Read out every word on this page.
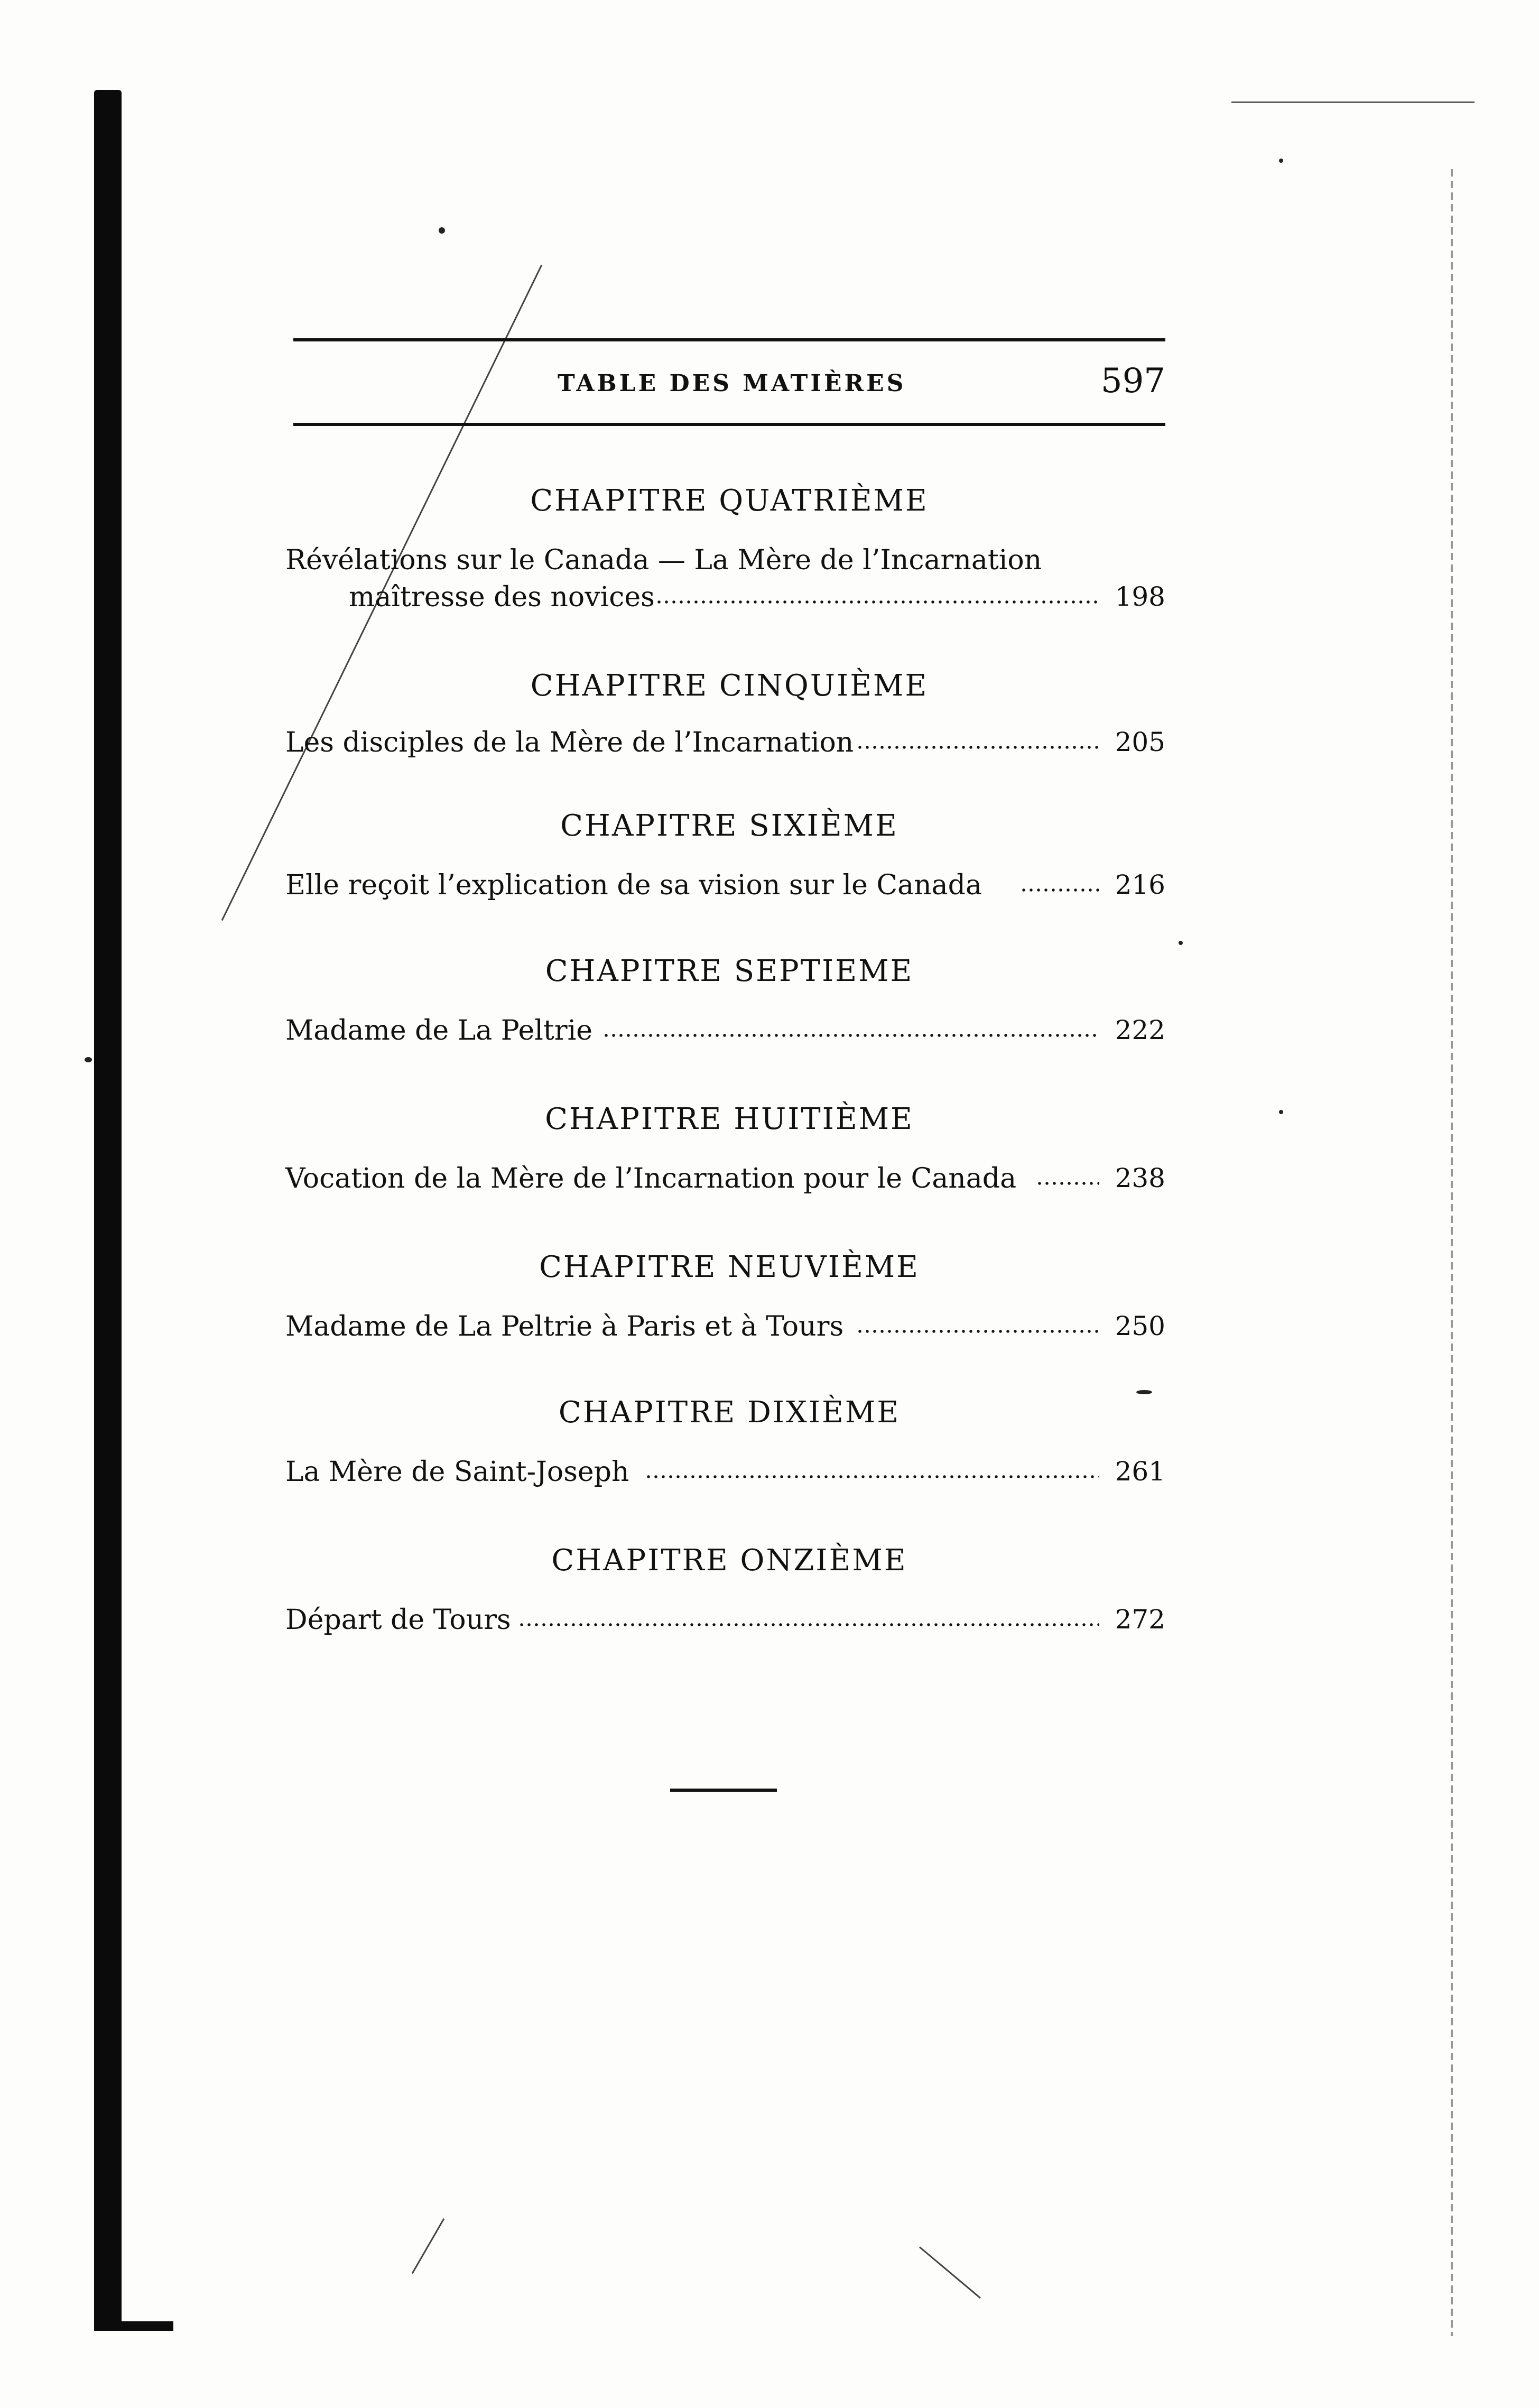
TABLE DES MATIÈRES	597
CHAPITRE QUATRIÈME
Révélations sur le Canada — La Mère de l’Incarnation
maîtresse des novices	198
CHAPITRE CINQUIÈME
Les disciples de la Mère de l’Incarnation	205
CHAPITRE SIXIÈME
Elle reçoit l’explication de sa vision sur le Canada	216
CHAPITRE SEPTIEME
Madame de La Peltrie	222
CHAPITRE HUITIÈME
Vocation de la Mère de l’Incarnation pour le Canada	238
CHAPITRE NEUVIÈME
Madame de La Peltrie à Paris et à Tours	250
CHAPITRE DIXIÈME
La Mère de Saint-Joseph	261
CHAPITRE ONZIÈME
Départ de Tours	272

Required task
Search the entries for the word "Canada", then gather every line that has it.

Answer to the task
Révélations sur le Canada — La Mère de l’Incarnation
Elle reçoit l’explication de sa vision sur le Canada	216
Vocation de la Mère de l’Incarnation pour le Canada	238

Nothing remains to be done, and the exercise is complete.